─── GIVEN ENTRIES

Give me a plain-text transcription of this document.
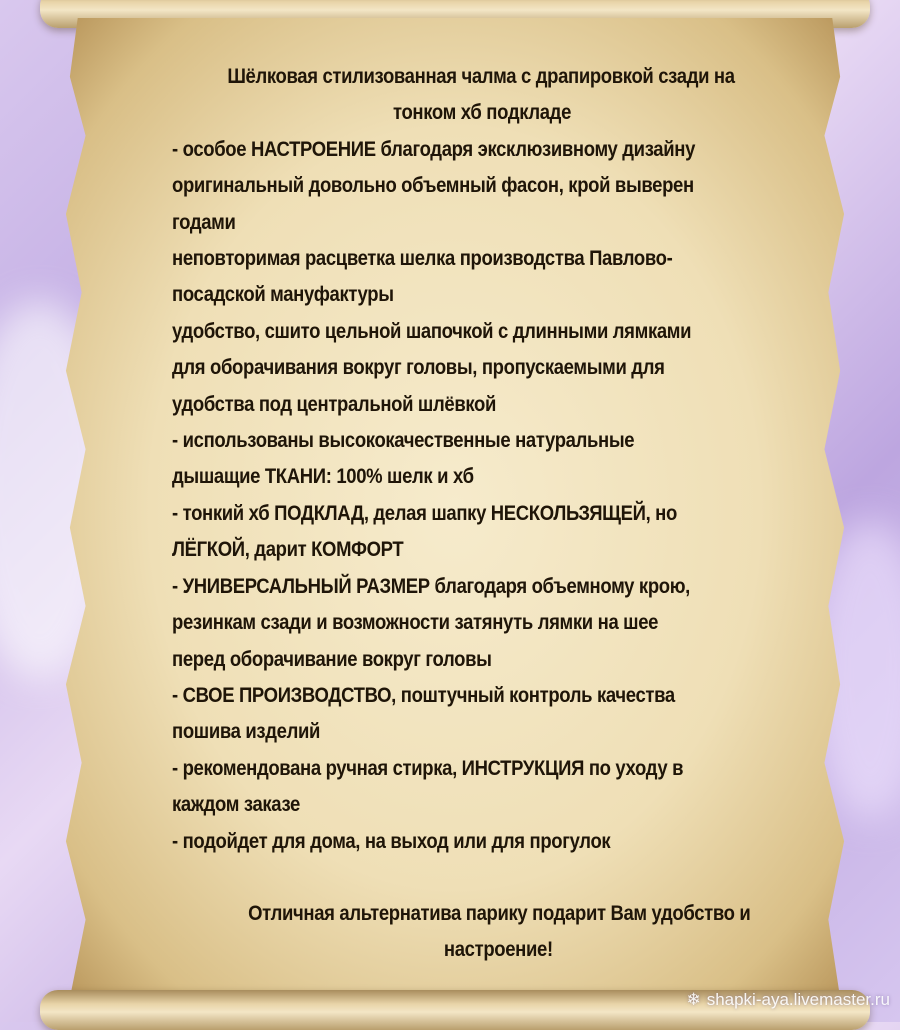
Шёлковая стилизованная чалма с драпировкой сзади на
тонком хб подкладе
- особое НАСТРОЕНИЕ благодаря эксклюзивному дизайну
оригинальный довольно объемный фасон, крой выверен
годами
неповторимая расцветка шелка производства Павлово-
посадской мануфактуры
удобство, сшито цельной шапочкой с длинными лямками
для оборачивания вокруг головы, пропускаемыми для
удобства под центральной шлёвкой
- использованы высококачественные натуральные
дышащие ТКАНИ: 100% шелк и хб
- тонкий хб ПОДКЛАД, делая шапку НЕСКОЛЬЗЯЩЕЙ, но
ЛЁГКОЙ, дарит КОМФОРТ
- УНИВЕРСАЛЬНЫЙ РАЗМЕР благодаря объемному крою,
резинкам сзади и возможности затянуть лямки на шее
перед оборачивание вокруг головы
- СВОЕ ПРОИЗВОДСТВО, поштучный контроль качества
пошива изделий
- рекомендована ручная стирка, ИНСТРУКЦИЯ по уходу в
каждом заказе
- подойдет для дома, на выход или для прогулок
Отличная альтернатива парику подарит Вам удобство и
настроение!
❄ shapki-aya.livemaster.ru
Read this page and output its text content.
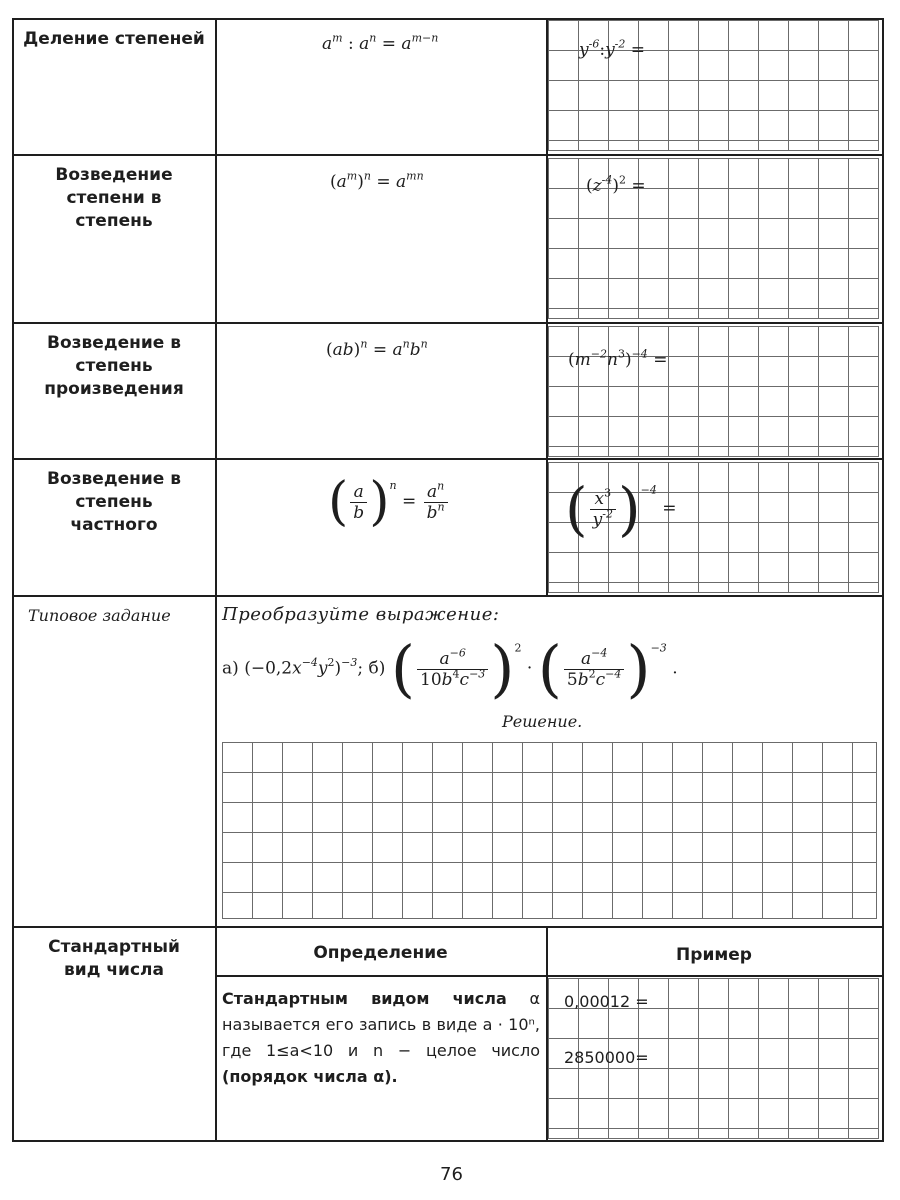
Деление степеней
Возведение степени в степень
Возведение в степень произведения
Возведение в степень частного
$a^m$ : $a^n = a^{m-n}$
$y^{-6}:y^{-2}$ =
$(a^m)^n = a^{mn}$
$(z^{-4})^2$ =
$(ab)^n = a^nb^n$
$(m^{-2}n^3)^{-4}$ =
( $\frac{a}{b} )^n = \frac{a^n}{b^n}$ ( $\frac{x^3}{y^{-2}} )^{-4}$ =
Типовое задание	Преобразуйте выражение:
а) $(-0,2x^{-4}y^2)^{-3}$; б) ( $\frac{a^{-6}}{10b^4c^{-3}} )^2$ · ( $\frac{a^{-4}}{5b^2c^{-4}} )^{-3}$ .
Решение.
Стандартный вид числа
Определение	Пример
Стандартным видом числа α называется его запись в виде a · 10ⁿ, где 1≤a<10 и n − целое число (порядок числа α).
0,00012 =
2850000=
76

──────

▶ [SET PROBLEM]
Copy out each line of the records that holds the string "frac".

▶ [SOLUTION BELOW]
( $\frac{a}{b} )^n = \frac{a^n}{b^n}$ ( $\frac{x^3}{y^{-2}} )^{-4}$ =
а) $(-0,2x^{-4}y^2)^{-3}$; б) ( $\frac{a^{-6}}{10b^4c^{-3}} )^2$ · ( $\frac{a^{-4}}{5b^2c^{-4}} )^{-3}$ .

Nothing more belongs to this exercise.